DATA FOR PROCESSING:
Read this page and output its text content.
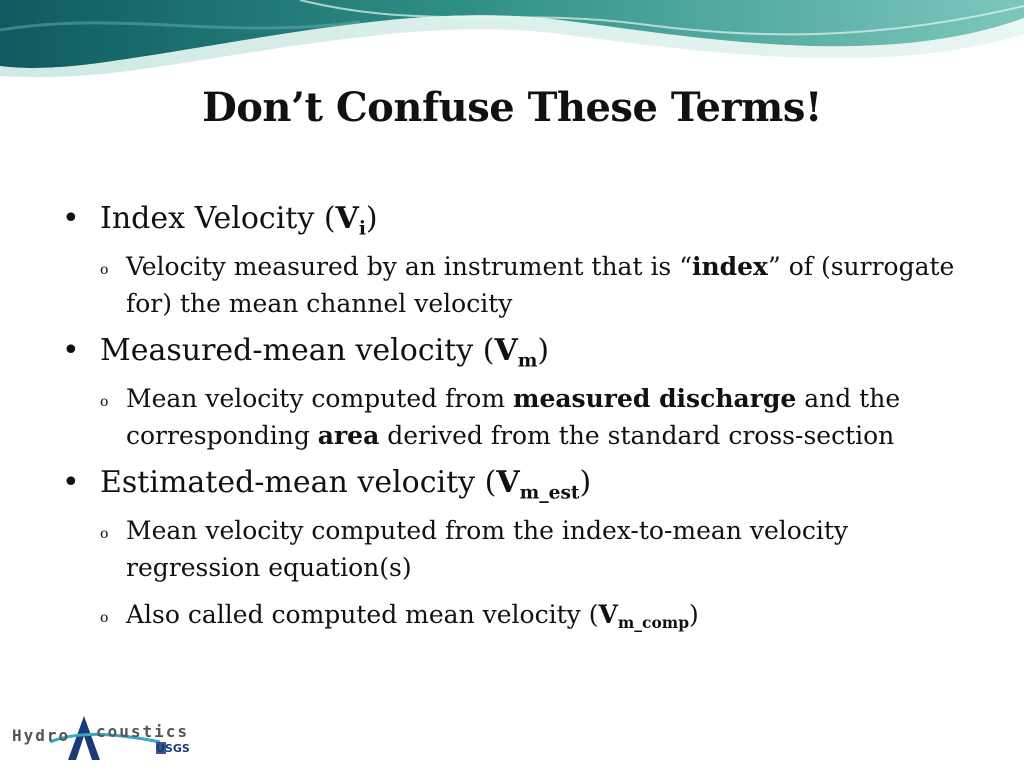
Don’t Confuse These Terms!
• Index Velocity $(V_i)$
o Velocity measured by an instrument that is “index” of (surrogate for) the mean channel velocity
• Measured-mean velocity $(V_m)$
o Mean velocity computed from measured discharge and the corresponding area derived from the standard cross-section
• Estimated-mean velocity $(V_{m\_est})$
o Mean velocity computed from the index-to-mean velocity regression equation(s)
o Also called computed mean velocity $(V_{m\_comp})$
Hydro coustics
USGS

YOUR GOAL: Gather each line of the records holding the string "from".

WRITTEN SOLUTION:
o Mean velocity computed from measured discharge and the corresponding area derived from the standard cross-section
o Mean velocity computed from the index-to-mean velocity regression equation(s)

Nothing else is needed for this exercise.